-- Start Supplied information --

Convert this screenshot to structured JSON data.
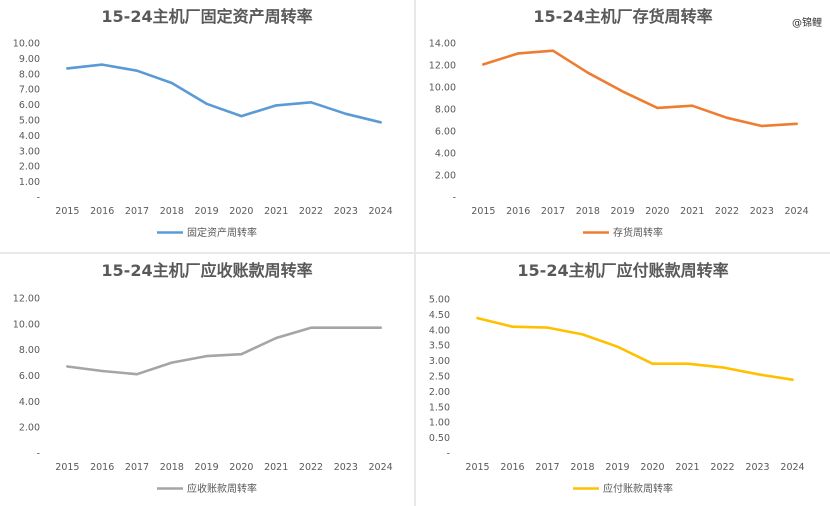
{
  "watermark": "@锦鲤",
  "chart_data": [
    {
      "type": "line",
      "title": "15-24主机厂固定资产周转率",
      "categories": [
        "2015",
        "2016",
        "2017",
        "2018",
        "2019",
        "2020",
        "2021",
        "2022",
        "2023",
        "2024"
      ],
      "series": [
        {
          "name": "固定资产周转率",
          "values": [
            8.35,
            8.6,
            8.2,
            7.4,
            6.05,
            5.25,
            5.95,
            6.15,
            5.4,
            4.85
          ],
          "color": "#5b9bd5"
        }
      ],
      "yticks": [
        "10.00",
        "9.00",
        "8.00",
        "7.00",
        "6.00",
        "5.00",
        "4.00",
        "3.00",
        "2.00",
        "1.00",
        "-"
      ],
      "ylim": [
        0,
        10
      ],
      "legend": "bottom"
    },
    {
      "type": "line",
      "title": "15-24主机厂存货周转率",
      "categories": [
        "2015",
        "2016",
        "2017",
        "2018",
        "2019",
        "2020",
        "2021",
        "2022",
        "2023",
        "2024"
      ],
      "series": [
        {
          "name": "存货周转率",
          "values": [
            12.05,
            13.05,
            13.3,
            11.3,
            9.6,
            8.1,
            8.3,
            7.2,
            6.45,
            6.65
          ],
          "color": "#ed7d31"
        }
      ],
      "yticks": [
        "14.00",
        "12.00",
        "10.00",
        "8.00",
        "6.00",
        "4.00",
        "2.00",
        "-"
      ],
      "ylim": [
        0,
        14
      ],
      "legend": "bottom"
    },
    {
      "type": "line",
      "title": "15-24主机厂应收账款周转率",
      "categories": [
        "2015",
        "2016",
        "2017",
        "2018",
        "2019",
        "2020",
        "2021",
        "2022",
        "2023",
        "2024"
      ],
      "series": [
        {
          "name": "应收账款周转率",
          "values": [
            6.7,
            6.35,
            6.1,
            7.0,
            7.5,
            7.65,
            8.9,
            9.7,
            9.7,
            9.7
          ],
          "color": "#a5a5a5"
        }
      ],
      "yticks": [
        "12.00",
        "10.00",
        "8.00",
        "6.00",
        "4.00",
        "2.00",
        "-"
      ],
      "ylim": [
        0,
        12
      ],
      "legend": "bottom"
    },
    {
      "type": "line",
      "title": "15-24主机厂应付账款周转率",
      "categories": [
        "2015",
        "2016",
        "2017",
        "2018",
        "2019",
        "2020",
        "2021",
        "2022",
        "2023",
        "2024"
      ],
      "series": [
        {
          "name": "应付账款周转率",
          "values": [
            4.38,
            4.1,
            4.07,
            3.85,
            3.45,
            2.9,
            2.9,
            2.78,
            2.56,
            2.38
          ],
          "color": "#ffc000"
        }
      ],
      "yticks": [
        "5.00",
        "4.50",
        "4.00",
        "3.50",
        "3.00",
        "2.50",
        "2.00",
        "1.50",
        "1.00",
        "0.50",
        "-"
      ],
      "ylim": [
        0,
        5
      ],
      "legend": "bottom"
    }
  ]
}
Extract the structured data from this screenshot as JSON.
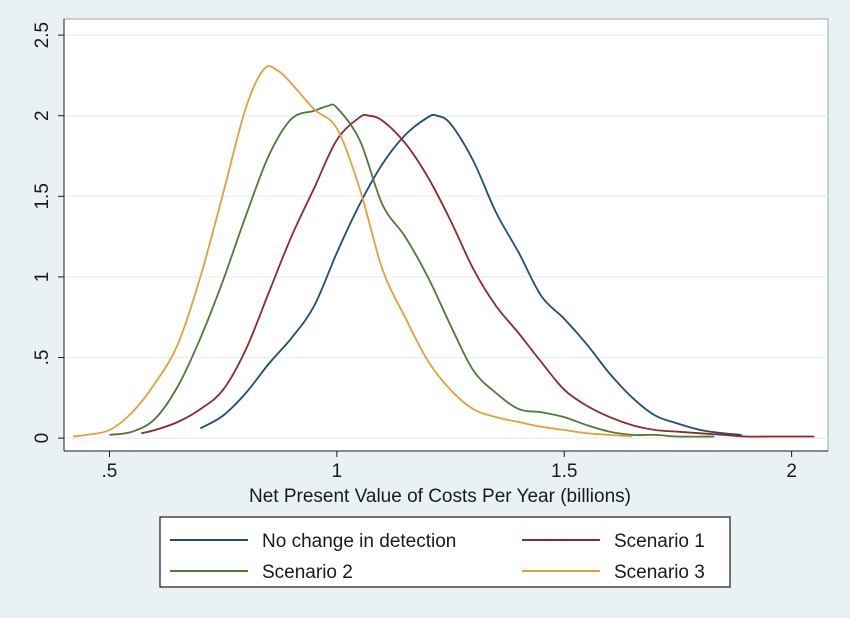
{
  "chart_data": {
    "type": "line",
    "title": "",
    "xlabel": "Net Present Value of Costs Per Year (billions)",
    "ylabel": "",
    "xlim": [
      0.4,
      2.08
    ],
    "ylim": [
      -0.08,
      2.6
    ],
    "xticks": [
      {
        "value": 0.5,
        "label": ".5"
      },
      {
        "value": 1.0,
        "label": "1"
      },
      {
        "value": 1.5,
        "label": "1.5"
      },
      {
        "value": 2.0,
        "label": "2"
      }
    ],
    "yticks": [
      {
        "value": 0,
        "label": "0"
      },
      {
        "value": 0.5,
        "label": ".5"
      },
      {
        "value": 1.0,
        "label": "1"
      },
      {
        "value": 1.5,
        "label": "1.5"
      },
      {
        "value": 2.0,
        "label": "2"
      },
      {
        "value": 2.5,
        "label": "2.5"
      }
    ],
    "grid": "horizontal",
    "legend_position": "bottom",
    "series": [
      {
        "name": "No change in detection",
        "color": "#1f4e79",
        "x": [
          0.7,
          0.75,
          0.8,
          0.85,
          0.9,
          0.95,
          1.0,
          1.05,
          1.1,
          1.15,
          1.2,
          1.22,
          1.25,
          1.3,
          1.35,
          1.4,
          1.45,
          1.5,
          1.55,
          1.6,
          1.65,
          1.7,
          1.75,
          1.8,
          1.85,
          1.89
        ],
        "y": [
          0.06,
          0.14,
          0.28,
          0.46,
          0.62,
          0.82,
          1.15,
          1.45,
          1.7,
          1.88,
          1.99,
          2.0,
          1.95,
          1.72,
          1.4,
          1.15,
          0.88,
          0.74,
          0.58,
          0.4,
          0.25,
          0.14,
          0.09,
          0.05,
          0.03,
          0.02
        ]
      },
      {
        "name": "Scenario 1",
        "color": "#8b2c2c",
        "x": [
          0.57,
          0.6,
          0.65,
          0.7,
          0.75,
          0.8,
          0.85,
          0.9,
          0.95,
          1.0,
          1.05,
          1.07,
          1.1,
          1.15,
          1.2,
          1.25,
          1.3,
          1.35,
          1.4,
          1.45,
          1.5,
          1.55,
          1.6,
          1.65,
          1.7,
          1.75,
          1.8,
          1.85,
          1.9,
          1.95,
          2.0,
          2.05
        ],
        "y": [
          0.03,
          0.05,
          0.1,
          0.18,
          0.3,
          0.55,
          0.9,
          1.25,
          1.55,
          1.85,
          1.99,
          2.0,
          1.97,
          1.83,
          1.62,
          1.35,
          1.05,
          0.82,
          0.65,
          0.47,
          0.3,
          0.2,
          0.13,
          0.08,
          0.05,
          0.04,
          0.03,
          0.02,
          0.01,
          0.01,
          0.01,
          0.01
        ]
      },
      {
        "name": "Scenario 2",
        "color": "#4e7a36",
        "x": [
          0.5,
          0.55,
          0.6,
          0.65,
          0.7,
          0.75,
          0.8,
          0.85,
          0.9,
          0.95,
          0.98,
          1.0,
          1.05,
          1.1,
          1.15,
          1.2,
          1.25,
          1.3,
          1.35,
          1.4,
          1.45,
          1.5,
          1.55,
          1.6,
          1.65,
          1.7,
          1.75,
          1.83
        ],
        "y": [
          0.02,
          0.04,
          0.12,
          0.32,
          0.62,
          0.98,
          1.38,
          1.75,
          1.98,
          2.03,
          2.06,
          2.05,
          1.85,
          1.45,
          1.25,
          1.0,
          0.7,
          0.42,
          0.28,
          0.18,
          0.16,
          0.13,
          0.08,
          0.04,
          0.02,
          0.02,
          0.01,
          0.01
        ]
      },
      {
        "name": "Scenario 3",
        "color": "#e3a03a",
        "x": [
          0.42,
          0.45,
          0.5,
          0.55,
          0.6,
          0.65,
          0.7,
          0.75,
          0.8,
          0.84,
          0.87,
          0.9,
          0.95,
          1.0,
          1.05,
          1.1,
          1.15,
          1.2,
          1.25,
          1.3,
          1.35,
          1.4,
          1.45,
          1.5,
          1.55,
          1.6,
          1.65
        ],
        "y": [
          0.01,
          0.02,
          0.05,
          0.16,
          0.34,
          0.58,
          1.0,
          1.52,
          2.05,
          2.29,
          2.28,
          2.2,
          2.04,
          1.92,
          1.55,
          1.05,
          0.75,
          0.48,
          0.3,
          0.18,
          0.13,
          0.1,
          0.07,
          0.05,
          0.03,
          0.02,
          0.01
        ]
      }
    ]
  }
}
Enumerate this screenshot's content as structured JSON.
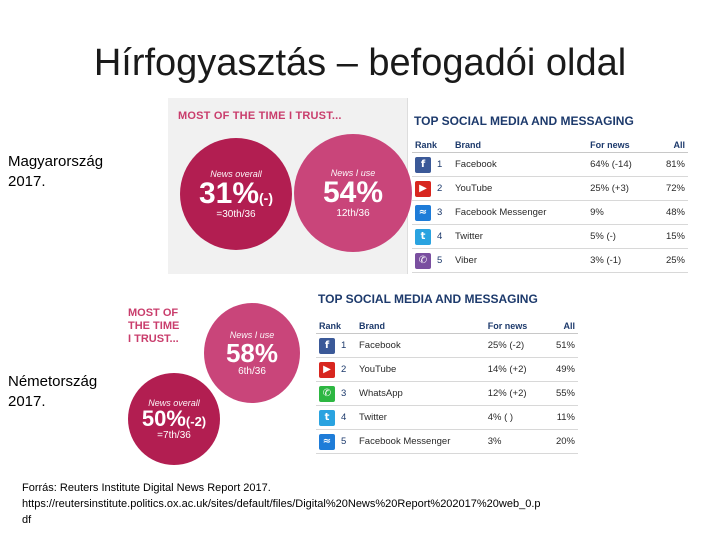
{
  "slide": {
    "title": "Hírfogyasztás – befogadói oldal"
  },
  "hungary": {
    "label_country": "Magyarország",
    "label_year": "2017.",
    "trust_banner": "MOST OF THE TIME I TRUST...",
    "news_overall": {
      "label": "News overall",
      "value": "31%",
      "change": "(-)",
      "rank": "=30th/36"
    },
    "news_i_use": {
      "label": "News I use",
      "value": "54%",
      "rank": "12th/36"
    },
    "table": {
      "title": "TOP SOCIAL MEDIA AND MESSAGING",
      "headers": {
        "rank": "Rank",
        "brand": "Brand",
        "for_news": "For news",
        "all": "All"
      },
      "rows": [
        {
          "icon": "facebook-icon",
          "glyph": "f",
          "color": "#3b5998",
          "rank": "1",
          "brand": "Facebook",
          "for_news": "64%  (-14)",
          "all": "81%"
        },
        {
          "icon": "youtube-icon",
          "glyph": "▶",
          "color": "#d8261f",
          "rank": "2",
          "brand": "YouTube",
          "for_news": "25%  (+3)",
          "all": "72%"
        },
        {
          "icon": "messenger-icon",
          "glyph": "≈",
          "color": "#1e7cd8",
          "rank": "3",
          "brand": "Facebook Messenger",
          "for_news": "9%",
          "all": "48%"
        },
        {
          "icon": "twitter-icon",
          "glyph": "t",
          "color": "#2aa3e0",
          "rank": "4",
          "brand": "Twitter",
          "for_news": "5%  (-)",
          "all": "15%"
        },
        {
          "icon": "viber-icon",
          "glyph": "✆",
          "color": "#7a4fa0",
          "rank": "5",
          "brand": "Viber",
          "for_news": "3%  (-1)",
          "all": "25%"
        }
      ]
    }
  },
  "germany": {
    "label_country": "Németország",
    "label_year": "2017.",
    "trust_lines": [
      "MOST OF",
      "THE TIME",
      "I TRUST..."
    ],
    "news_i_use": {
      "label": "News I use",
      "value": "58%",
      "rank": "6th/36"
    },
    "news_overall": {
      "label": "News overall",
      "value": "50%",
      "change": "(-2)",
      "rank": "=7th/36"
    },
    "table": {
      "title": "TOP SOCIAL MEDIA AND MESSAGING",
      "headers": {
        "rank": "Rank",
        "brand": "Brand",
        "for_news": "For news",
        "all": "All"
      },
      "rows": [
        {
          "icon": "facebook-icon",
          "glyph": "f",
          "color": "#3b5998",
          "rank": "1",
          "brand": "Facebook",
          "for_news": "25%  (-2)",
          "all": "51%"
        },
        {
          "icon": "youtube-icon",
          "glyph": "▶",
          "color": "#d8261f",
          "rank": "2",
          "brand": "YouTube",
          "for_news": "14%  (+2)",
          "all": "49%"
        },
        {
          "icon": "whatsapp-icon",
          "glyph": "✆",
          "color": "#2db742",
          "rank": "3",
          "brand": "WhatsApp",
          "for_news": "12%  (+2)",
          "all": "55%"
        },
        {
          "icon": "twitter-icon",
          "glyph": "t",
          "color": "#2aa3e0",
          "rank": "4",
          "brand": "Twitter",
          "for_news": "4%  ( )",
          "all": "11%"
        },
        {
          "icon": "messenger-icon",
          "glyph": "≈",
          "color": "#1e7cd8",
          "rank": "5",
          "brand": "Facebook Messenger",
          "for_news": "3%",
          "all": "20%"
        }
      ]
    }
  },
  "source": {
    "line1": "Forrás: Reuters Institute Digital News Report  2017.",
    "line2": "https://reutersinstitute.politics.ox.ac.uk/sites/default/files/Digital%20News%20Report%202017%20web_0.p",
    "line3": "df"
  }
}
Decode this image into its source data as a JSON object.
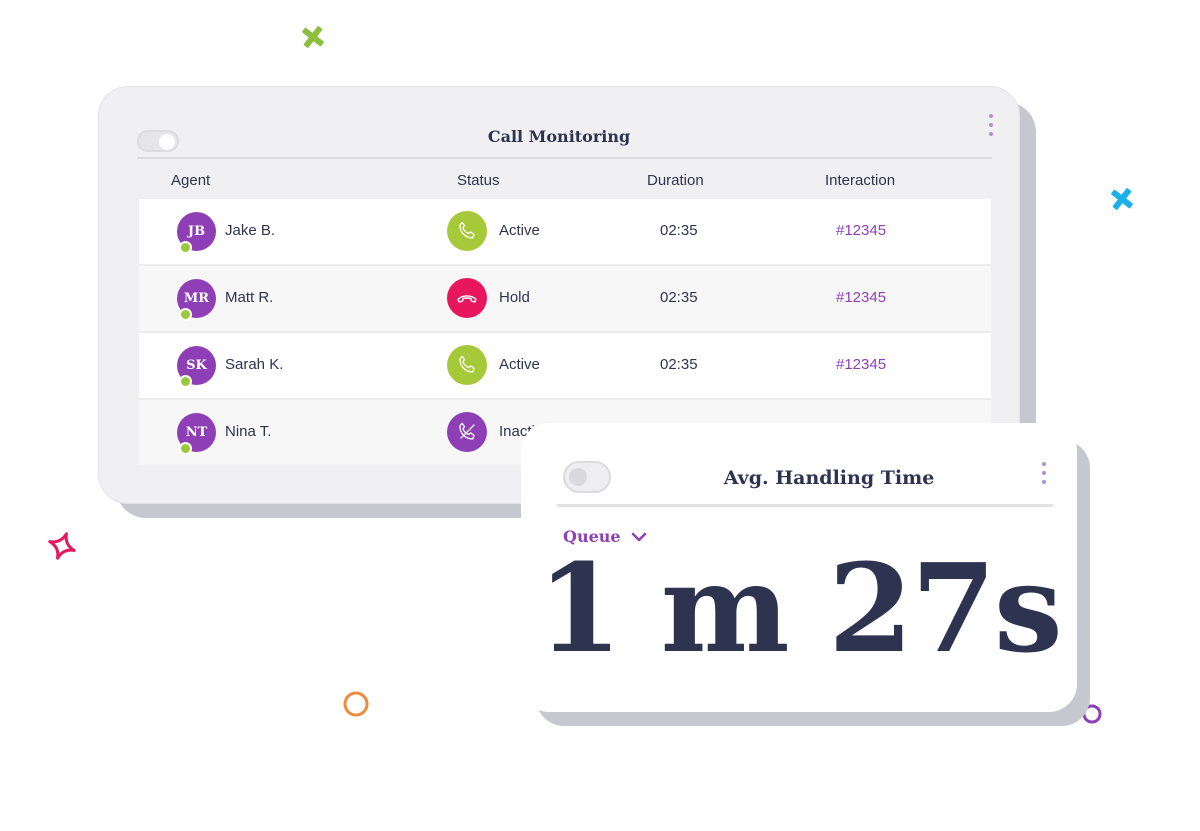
{
  "call_monitoring": {
    "title": "Call Monitoring",
    "columns": [
      "Agent",
      "Status",
      "Duration",
      "Interaction"
    ],
    "rows": [
      {
        "initials": "JB",
        "name": "Jake B.",
        "status": "Active",
        "status_icon": "phone-icon",
        "duration": "02:35",
        "interaction": "#12345"
      },
      {
        "initials": "MR",
        "name": "Matt R.",
        "status": "Hold",
        "status_icon": "phone-hangup-icon",
        "duration": "02:35",
        "interaction": "#12345"
      },
      {
        "initials": "SK",
        "name": "Sarah K.",
        "status": "Active",
        "status_icon": "phone-icon",
        "duration": "02:35",
        "interaction": "#12345"
      },
      {
        "initials": "NT",
        "name": "Nina T.",
        "status": "Inactive",
        "status_icon": "phone-off-icon",
        "duration": "",
        "interaction": ""
      }
    ]
  },
  "aht": {
    "title": "Avg. Handling Time",
    "queue_label": "Queue",
    "value": "1 m 27s"
  },
  "colors": {
    "navy": "#2e3350",
    "purple": "#8e3fb5",
    "active_green": "#a6c93a",
    "hold_red": "#e8175d",
    "online_green": "#9ac93b",
    "deco_green": "#8dbf3f",
    "deco_blue": "#1ab0e8",
    "deco_pink": "#e8175d",
    "deco_orange": "#f08a3c"
  }
}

-- End Supplied information --

■ **Your goal**: Every line from the one containing "Decode this image" through the end of the listing is to be copied exactly; the pictures are not.

■ **Exercise result**:
Decode this image into its source data as a JSON object.
{
  "call_monitoring": {
    "title": "Call Monitoring",
    "columns": [
      "Agent",
      "Status",
      "Duration",
      "Interaction"
    ],
    "rows": [
      {
        "initials": "JB",
        "name": "Jake B.",
        "status": "Active",
        "status_icon": "phone-icon",
        "duration": "02:35",
        "interaction": "#12345"
      },
      {
        "initials": "MR",
        "name": "Matt R.",
        "status": "Hold",
        "status_icon": "phone-hangup-icon",
        "duration": "02:35",
        "interaction": "#12345"
      },
      {
        "initials": "SK",
        "name": "Sarah K.",
        "status": "Active",
        "status_icon": "phone-icon",
        "duration": "02:35",
        "interaction": "#12345"
      },
      {
        "initials": "NT",
        "name": "Nina T.",
        "status": "Inactive",
        "status_icon": "phone-off-icon",
        "duration": "",
        "interaction": ""
      }
    ]
  },
  "aht": {
    "title": "Avg. Handling Time",
    "queue_label": "Queue",
    "value": "1 m 27s"
  },
  "colors": {
    "navy": "#2e3350",
    "purple": "#8e3fb5",
    "active_green": "#a6c93a",
    "hold_red": "#e8175d",
    "online_green": "#9ac93b",
    "deco_green": "#8dbf3f",
    "deco_blue": "#1ab0e8",
    "deco_pink": "#e8175d",
    "deco_orange": "#f08a3c"
  }
}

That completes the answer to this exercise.